SET PROBLEM. Would you write out the listing verbatim and skip every picture in it?

====

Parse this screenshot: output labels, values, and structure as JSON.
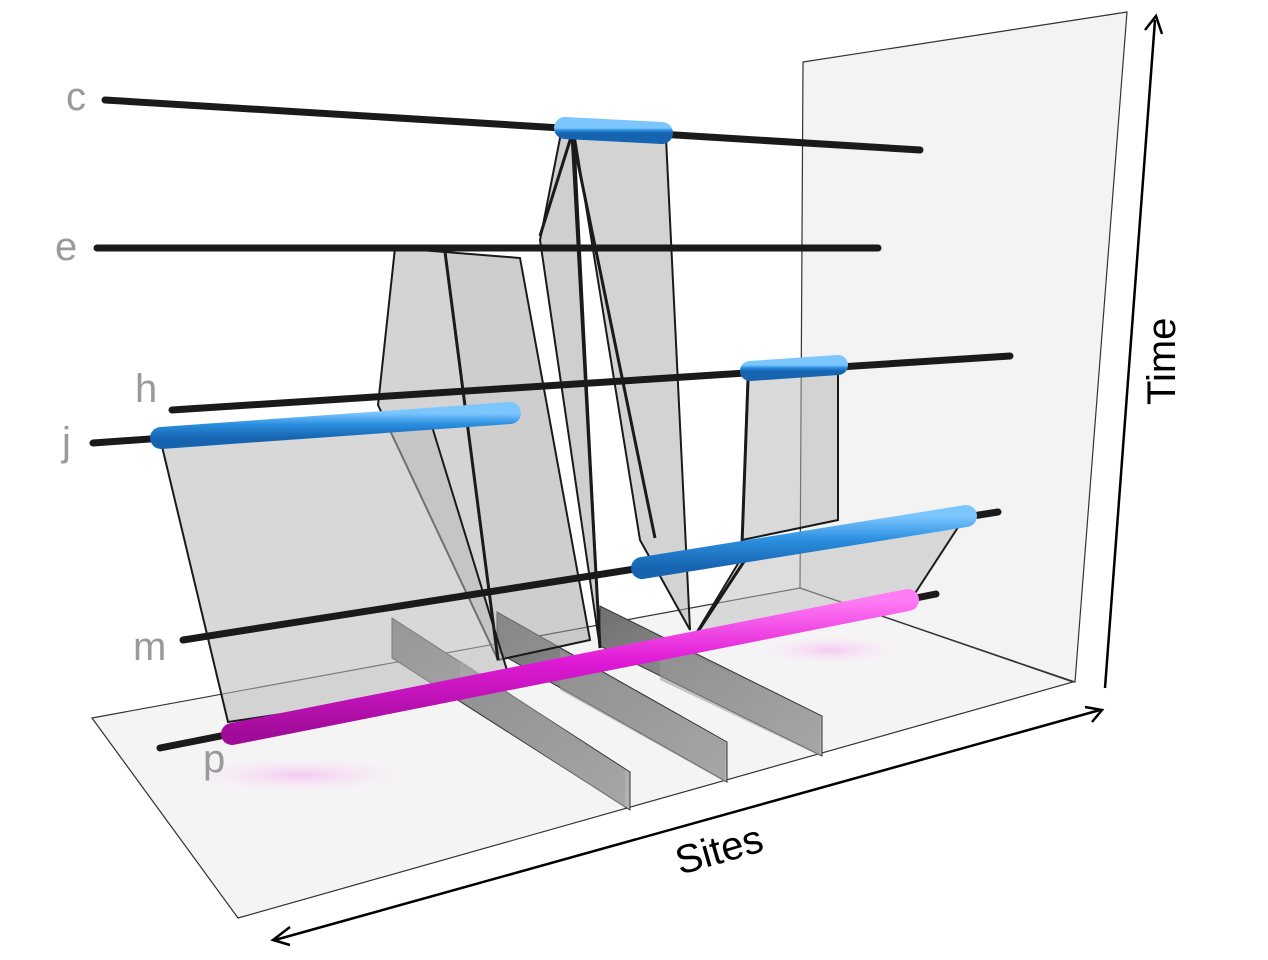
{
  "diagram": {
    "labels": {
      "c": "c",
      "e": "e",
      "h": "h",
      "j": "j",
      "m": "m",
      "p": "p"
    },
    "axes": {
      "x": "Sites",
      "y": "Time"
    },
    "colors": {
      "lineage": "#1a1a1a",
      "segment_blue": "#2b8fe0",
      "segment_magenta": "#e01ad6",
      "ribbon": "#b8b8b8",
      "sample_wall": "#8c8c8c",
      "plane": "#f0f0f0",
      "label": "#9a9a9a"
    }
  }
}
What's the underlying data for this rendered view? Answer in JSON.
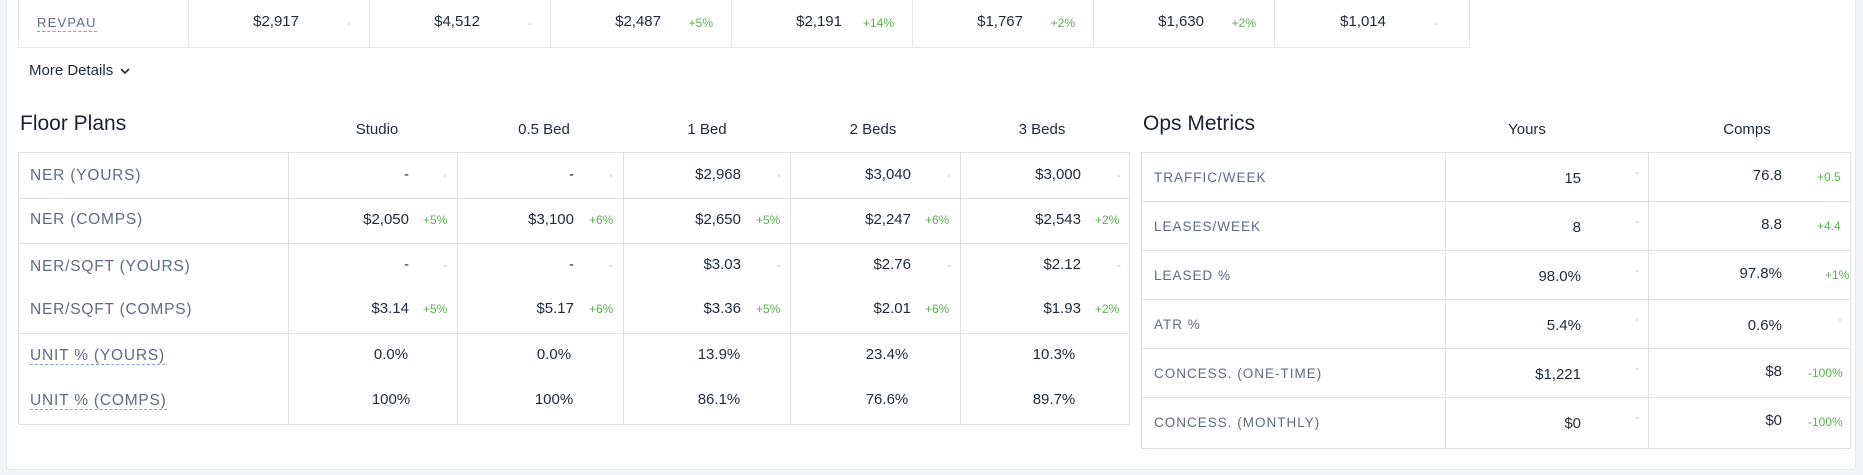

====

COMPLETED EXERCISE.
Parse this screenshot: output labels, values, and structure as JSON.
{
  "diagram": {
    "labels": {
      "c": "c",
      "e": "e",
      "h": "h",
      "j": "j",
      "m": "m",
      "p": "p"
    },
    "axes": {
      "x": "Sites",
      "y": "Time"
    },
    "colors": {
      "lineage": "#1a1a1a",
      "segment_blue": "#2b8fe0",
      "segment_magenta": "#e01ad6",
      "ribbon": "#b8b8b8",
      "sample_wall": "#8c8c8c",
      "plane": "#f0f0f0",
      "label": "#9a9a9a"
    }
  }
}
What's the underlying data for this rendered view? Answer in JSON.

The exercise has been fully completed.